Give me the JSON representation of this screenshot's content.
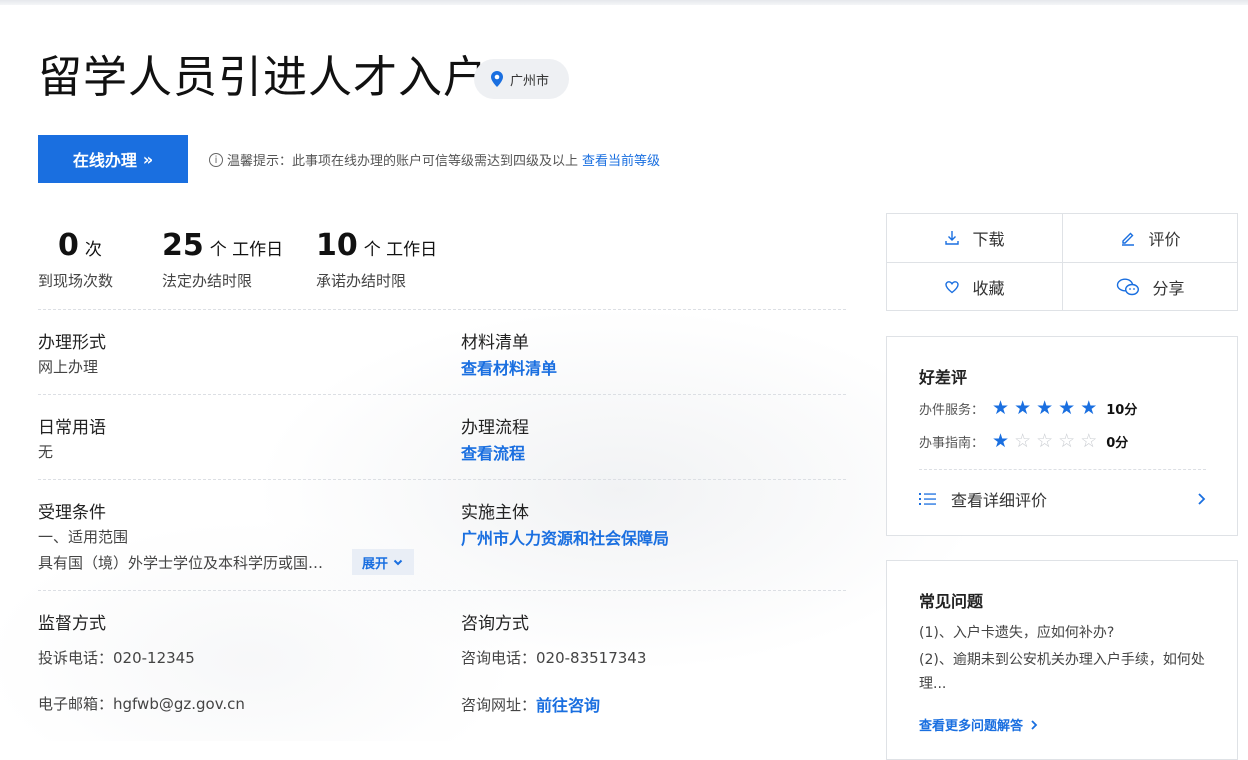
{
  "page": {
    "title": "留学人员引进人才入户",
    "city": "广州市"
  },
  "apply": {
    "button_label": "在线办理",
    "button_chevron": "»",
    "tip_text": "温馨提示：此事项在线办理的账户可信等级需达到四级及以上",
    "tip_link": "查看当前等级",
    "tip_icon": "i"
  },
  "stats": [
    {
      "num": "0",
      "unit": "次",
      "label": "到现场次数"
    },
    {
      "num": "25",
      "unit": "个 工作日",
      "label": "法定办结时限"
    },
    {
      "num": "10",
      "unit": "个 工作日",
      "label": "承诺办结时限"
    }
  ],
  "fields": {
    "form": {
      "title": "办理形式",
      "value": "网上办理"
    },
    "materials": {
      "title": "材料清单",
      "link": "查看材料清单"
    },
    "terms": {
      "title": "日常用语",
      "value": "无"
    },
    "process": {
      "title": "办理流程",
      "link": "查看流程"
    },
    "conditions": {
      "title": "受理条件",
      "line1": "一、适用范围",
      "line2": "具有国（境）外学士学位及本科学历或国…",
      "expand": "展开"
    },
    "agency": {
      "title": "实施主体",
      "link": "广州市人力资源和社会保障局"
    },
    "supervision": {
      "title": "监督方式",
      "phone": "投诉电话：020-12345",
      "email": "电子邮箱：hgfwb@gz.gov.cn"
    },
    "consult": {
      "title": "咨询方式",
      "phone": "咨询电话：020-83517343",
      "site_label": "咨询网址：",
      "site_link": "前往咨询"
    }
  },
  "actions": {
    "download": "下载",
    "rate": "评价",
    "favorite": "收藏",
    "share": "分享"
  },
  "rating": {
    "title": "好差评",
    "rows": [
      {
        "label": "办件服务：",
        "stars": 5,
        "score": "10分"
      },
      {
        "label": "办事指南：",
        "stars": 1,
        "score": "0分"
      }
    ],
    "max_stars": 5,
    "detail": "查看详细评价",
    "star_color": "#1a6fe0"
  },
  "faq": {
    "title": "常见问题",
    "items": [
      "(1)、入户卡遗失，应如何补办?",
      "(2)、逾期未到公安机关办理入户手续，如何处理..."
    ],
    "more": "查看更多问题解答"
  }
}
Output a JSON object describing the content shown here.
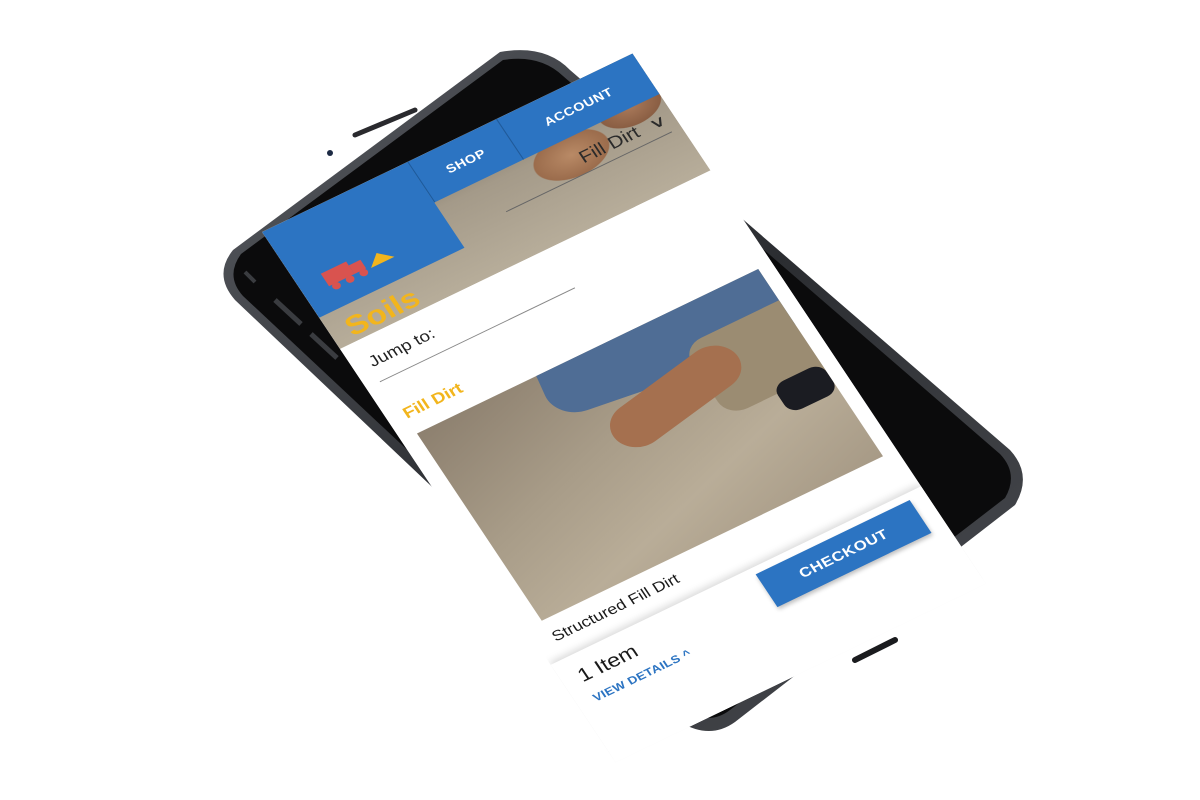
{
  "nav": {
    "shop_label": "SHOP",
    "account_label": "ACCOUNT"
  },
  "page": {
    "title": "Soils",
    "selected_category": "Fill Dirt",
    "jump_label": "Jump to:"
  },
  "section": {
    "title": "Fill Dirt",
    "product_name": "Structured Fill Dirt"
  },
  "cart": {
    "count_text": "1 Item",
    "view_details_label": "VIEW DETAILS ^",
    "checkout_label": "CHECKOUT"
  },
  "colors": {
    "brand_blue": "#2c74c2",
    "accent_yellow": "#f2b51d"
  }
}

▶ _AIM OF THE EXERCISE_
List each line holding the string "phone".

▶ _TASK RESPONSE_
      "phone": "投诉电话：020-12345",
      "phone": "咨询电话：020-83517343",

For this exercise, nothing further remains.